> [WHAT THE EXERCISE ASKS] Put the records below into a two-column CSV with the headers request and answer. Give one row per record, with each request's text and its answer in their own quoted fields and every line break replaced by a space.

+ + + + + + +

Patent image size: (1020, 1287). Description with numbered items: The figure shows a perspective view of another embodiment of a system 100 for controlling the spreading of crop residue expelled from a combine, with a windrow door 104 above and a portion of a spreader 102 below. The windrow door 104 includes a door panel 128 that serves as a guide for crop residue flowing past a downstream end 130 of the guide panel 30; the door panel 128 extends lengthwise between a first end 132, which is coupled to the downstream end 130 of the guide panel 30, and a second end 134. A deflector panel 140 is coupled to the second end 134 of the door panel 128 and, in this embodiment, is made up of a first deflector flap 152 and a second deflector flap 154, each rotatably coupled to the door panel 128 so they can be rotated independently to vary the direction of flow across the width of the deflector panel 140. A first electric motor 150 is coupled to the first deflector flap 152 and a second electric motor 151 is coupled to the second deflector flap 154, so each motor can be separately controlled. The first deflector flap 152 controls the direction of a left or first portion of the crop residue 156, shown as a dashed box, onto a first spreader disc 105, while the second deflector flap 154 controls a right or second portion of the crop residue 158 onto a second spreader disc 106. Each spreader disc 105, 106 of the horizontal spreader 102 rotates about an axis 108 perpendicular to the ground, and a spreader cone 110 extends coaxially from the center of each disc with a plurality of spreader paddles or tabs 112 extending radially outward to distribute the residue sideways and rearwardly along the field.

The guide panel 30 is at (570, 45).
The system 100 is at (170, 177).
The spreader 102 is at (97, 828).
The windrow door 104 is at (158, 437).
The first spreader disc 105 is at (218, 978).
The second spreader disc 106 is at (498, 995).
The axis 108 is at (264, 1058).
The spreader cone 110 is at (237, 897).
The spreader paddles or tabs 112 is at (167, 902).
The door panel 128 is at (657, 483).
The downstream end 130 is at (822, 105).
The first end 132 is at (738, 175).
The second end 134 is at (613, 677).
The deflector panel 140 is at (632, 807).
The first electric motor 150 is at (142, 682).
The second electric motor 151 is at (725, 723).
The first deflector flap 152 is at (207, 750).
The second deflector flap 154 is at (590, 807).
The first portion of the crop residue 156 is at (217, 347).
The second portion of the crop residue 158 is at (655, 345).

+ + + + + + +

> [OUTPUT FOR THIS TASK]
request,answer
"Patent image size: (1020, 1287). Description with numbered items: The figure shows a perspective view of another embodiment of a system 100 for controlling the spreading of crop residue expelled from a combine, with a windrow door 104 above and a portion of a spreader 102 below. The windrow door 104 includes a door panel 128 that serves as a guide for crop residue flowing past a downstream end 130 of the guide panel 30; the door panel 128 extends lengthwise between a first end 132, which is coupled to the downstream end 130 of the guide panel 30, and a second end 134. A deflector panel 140 is coupled to the second end 134 of the door panel 128 and, in this embodiment, is made up of a first deflector flap 152 and a second deflector flap 154, each rotatably coupled to the door panel 128 so they can be rotated independently to vary the direction of flow across the width of the deflector panel 140. A first electric motor 150 is coupled to the first deflector flap 152 and a second electric motor 151 is coupled to the second deflector flap 154, so each motor can be separately controlled. The first deflector flap 152 controls the direction of a left or first portion of the crop residue 156, shown as a dashed box, onto a first spreader disc 105, while the second deflector flap 154 controls a right or second portion of the crop residue 158 onto a second spreader disc 106. Each spreader disc 105, 106 of the horizontal spreader 102 rotates about an axis 108 perpendicular to the ground, and a spreader cone 110 extends coaxially from the center of each disc with a plurality of spreader paddles or tabs 112 extending radially outward to distribute the residue sideways and rearwardly along the field.","The guide panel 30 is at (570, 45). The system 100 is at (170, 177). The spreader 102 is at (97, 828). The windrow door 104 is at (158, 437). The first spreader disc 105 is at (218, 978). The second spreader disc 106 is at (498, 995). The axis 108 is at (264, 1058). The spreader cone 110 is at (237, 897). The spreader paddles or tabs 112 is at (167, 902). The door panel 128 is at (657, 483). The downstream end 130 is at (822, 105). The first end 132 is at (738, 175). The second end 134 is at (613, 677). The deflector panel 140 is at (632, 807). The first electric motor 150 is at (142, 682). The second electric motor 151 is at (725, 723). The first deflector flap 152 is at (207, 750). The second deflector flap 154 is at (590, 807). The first portion of the crop residue 156 is at (217, 347). The second portion of the crop residue 158 is at (655, 345)."